### What is asked
Wherever the word "text" appears in a line, extract that line.

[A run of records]
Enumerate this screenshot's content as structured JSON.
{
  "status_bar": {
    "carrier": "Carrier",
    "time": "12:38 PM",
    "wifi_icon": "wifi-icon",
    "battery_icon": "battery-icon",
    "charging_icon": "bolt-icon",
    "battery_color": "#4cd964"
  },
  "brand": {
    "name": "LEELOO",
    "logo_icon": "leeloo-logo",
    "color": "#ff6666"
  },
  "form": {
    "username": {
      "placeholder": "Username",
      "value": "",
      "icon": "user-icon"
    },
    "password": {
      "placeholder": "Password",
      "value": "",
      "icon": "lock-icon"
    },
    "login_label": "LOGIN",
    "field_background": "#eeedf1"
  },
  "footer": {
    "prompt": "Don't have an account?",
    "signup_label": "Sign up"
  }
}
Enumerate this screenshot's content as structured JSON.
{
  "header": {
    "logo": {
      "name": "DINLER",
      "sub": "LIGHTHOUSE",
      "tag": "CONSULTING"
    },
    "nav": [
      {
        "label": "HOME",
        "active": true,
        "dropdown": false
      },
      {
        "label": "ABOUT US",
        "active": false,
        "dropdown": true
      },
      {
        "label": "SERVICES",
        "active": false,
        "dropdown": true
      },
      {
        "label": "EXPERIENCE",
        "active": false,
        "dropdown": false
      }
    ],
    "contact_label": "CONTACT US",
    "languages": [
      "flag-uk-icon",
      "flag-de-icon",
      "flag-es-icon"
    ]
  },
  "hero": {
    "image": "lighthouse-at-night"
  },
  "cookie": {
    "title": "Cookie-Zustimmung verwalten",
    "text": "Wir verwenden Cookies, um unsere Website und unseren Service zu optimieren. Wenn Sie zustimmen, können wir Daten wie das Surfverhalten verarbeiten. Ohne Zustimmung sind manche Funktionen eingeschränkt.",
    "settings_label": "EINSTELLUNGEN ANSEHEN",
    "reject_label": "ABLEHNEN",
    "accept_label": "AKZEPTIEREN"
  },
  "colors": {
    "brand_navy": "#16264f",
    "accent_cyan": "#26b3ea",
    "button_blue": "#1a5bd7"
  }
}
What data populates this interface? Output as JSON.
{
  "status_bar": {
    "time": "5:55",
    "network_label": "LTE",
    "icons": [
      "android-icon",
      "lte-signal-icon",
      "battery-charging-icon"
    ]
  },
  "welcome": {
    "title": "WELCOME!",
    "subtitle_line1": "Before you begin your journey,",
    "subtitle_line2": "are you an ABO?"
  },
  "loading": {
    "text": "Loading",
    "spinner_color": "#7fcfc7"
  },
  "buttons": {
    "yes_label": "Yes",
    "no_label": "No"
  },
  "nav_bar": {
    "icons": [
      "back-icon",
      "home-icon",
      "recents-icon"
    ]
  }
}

### Right answer
    "text": "Wir verwenden Cookies, um unsere Website und unseren Service zu optimieren. Wenn Sie zustimmen, können wir Daten wie das Surfverhalten verarbeiten. Ohne Zustimmung sind manche Funktionen eingeschränkt.",
    "text": "Loading",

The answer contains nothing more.